Required task: Which lines hold the word "Document"? Copy each of them from the material.

◇ ◇ ◇

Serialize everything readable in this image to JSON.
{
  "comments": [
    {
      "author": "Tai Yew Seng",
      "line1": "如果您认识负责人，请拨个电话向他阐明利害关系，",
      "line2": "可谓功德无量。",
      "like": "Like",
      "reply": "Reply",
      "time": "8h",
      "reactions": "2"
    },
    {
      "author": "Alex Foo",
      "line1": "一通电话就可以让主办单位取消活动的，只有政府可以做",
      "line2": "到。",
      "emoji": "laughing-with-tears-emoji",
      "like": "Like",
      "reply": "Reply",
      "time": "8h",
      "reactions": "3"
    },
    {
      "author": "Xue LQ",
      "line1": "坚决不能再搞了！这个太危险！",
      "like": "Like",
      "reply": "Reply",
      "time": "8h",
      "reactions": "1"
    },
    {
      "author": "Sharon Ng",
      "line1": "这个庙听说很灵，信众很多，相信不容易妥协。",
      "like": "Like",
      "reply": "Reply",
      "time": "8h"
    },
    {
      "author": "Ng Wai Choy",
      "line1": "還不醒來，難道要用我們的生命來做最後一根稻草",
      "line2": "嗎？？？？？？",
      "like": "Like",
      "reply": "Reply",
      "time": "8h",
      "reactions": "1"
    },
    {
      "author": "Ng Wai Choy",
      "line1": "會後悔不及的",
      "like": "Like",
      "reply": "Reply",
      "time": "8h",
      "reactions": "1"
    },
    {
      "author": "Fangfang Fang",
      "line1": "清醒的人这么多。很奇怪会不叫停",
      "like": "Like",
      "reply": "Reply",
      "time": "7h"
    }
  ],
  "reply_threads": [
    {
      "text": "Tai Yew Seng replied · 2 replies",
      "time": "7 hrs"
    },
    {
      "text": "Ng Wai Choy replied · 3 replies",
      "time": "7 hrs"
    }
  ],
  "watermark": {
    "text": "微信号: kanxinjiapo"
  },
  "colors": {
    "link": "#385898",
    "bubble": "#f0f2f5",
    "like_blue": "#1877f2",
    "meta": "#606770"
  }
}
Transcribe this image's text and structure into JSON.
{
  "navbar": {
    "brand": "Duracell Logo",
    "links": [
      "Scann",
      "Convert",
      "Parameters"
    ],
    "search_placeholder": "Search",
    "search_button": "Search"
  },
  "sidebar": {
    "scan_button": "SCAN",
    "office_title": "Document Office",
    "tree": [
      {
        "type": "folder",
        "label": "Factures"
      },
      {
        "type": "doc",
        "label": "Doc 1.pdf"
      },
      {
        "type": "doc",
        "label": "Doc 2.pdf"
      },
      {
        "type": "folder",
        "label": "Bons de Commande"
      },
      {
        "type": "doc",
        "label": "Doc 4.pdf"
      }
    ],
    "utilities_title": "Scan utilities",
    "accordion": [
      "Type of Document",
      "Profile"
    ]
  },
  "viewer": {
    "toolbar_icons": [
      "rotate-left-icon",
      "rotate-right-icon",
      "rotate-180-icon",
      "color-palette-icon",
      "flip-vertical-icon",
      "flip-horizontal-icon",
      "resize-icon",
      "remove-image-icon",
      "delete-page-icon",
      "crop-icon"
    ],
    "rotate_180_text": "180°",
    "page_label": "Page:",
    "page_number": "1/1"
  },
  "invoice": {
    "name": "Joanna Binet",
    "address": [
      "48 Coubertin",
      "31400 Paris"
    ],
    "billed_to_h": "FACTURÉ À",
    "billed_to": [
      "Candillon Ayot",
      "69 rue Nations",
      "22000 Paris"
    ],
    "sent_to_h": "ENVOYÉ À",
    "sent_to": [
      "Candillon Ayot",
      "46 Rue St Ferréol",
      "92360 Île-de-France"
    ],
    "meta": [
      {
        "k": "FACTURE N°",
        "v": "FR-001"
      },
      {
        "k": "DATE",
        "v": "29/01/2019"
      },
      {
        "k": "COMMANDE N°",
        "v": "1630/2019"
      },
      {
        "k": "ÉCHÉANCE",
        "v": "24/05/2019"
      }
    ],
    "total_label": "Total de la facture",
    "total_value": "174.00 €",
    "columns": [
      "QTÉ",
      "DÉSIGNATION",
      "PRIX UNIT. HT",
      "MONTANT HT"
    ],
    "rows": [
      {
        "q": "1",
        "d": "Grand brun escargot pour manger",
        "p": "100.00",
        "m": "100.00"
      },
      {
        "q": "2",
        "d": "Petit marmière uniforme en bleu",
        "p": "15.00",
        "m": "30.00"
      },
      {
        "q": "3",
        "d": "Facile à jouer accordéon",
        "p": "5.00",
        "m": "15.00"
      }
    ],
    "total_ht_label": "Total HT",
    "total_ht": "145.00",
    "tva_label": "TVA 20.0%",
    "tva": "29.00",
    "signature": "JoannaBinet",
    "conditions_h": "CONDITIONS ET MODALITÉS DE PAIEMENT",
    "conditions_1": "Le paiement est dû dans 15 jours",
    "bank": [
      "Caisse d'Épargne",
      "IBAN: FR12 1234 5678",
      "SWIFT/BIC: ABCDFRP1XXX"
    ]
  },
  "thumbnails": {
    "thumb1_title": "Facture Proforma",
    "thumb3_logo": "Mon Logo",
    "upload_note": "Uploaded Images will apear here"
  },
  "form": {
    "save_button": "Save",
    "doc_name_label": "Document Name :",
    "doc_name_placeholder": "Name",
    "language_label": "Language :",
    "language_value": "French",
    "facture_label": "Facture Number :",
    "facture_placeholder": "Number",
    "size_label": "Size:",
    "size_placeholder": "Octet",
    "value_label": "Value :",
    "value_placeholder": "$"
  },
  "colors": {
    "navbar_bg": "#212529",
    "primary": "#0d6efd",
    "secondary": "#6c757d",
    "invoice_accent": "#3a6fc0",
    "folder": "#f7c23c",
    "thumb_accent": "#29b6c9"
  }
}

◇ ◇ ◇

Finished answer:
    "office_title": "Document Office",
      "Type of Document",
    "doc_name_label": "Document Name :",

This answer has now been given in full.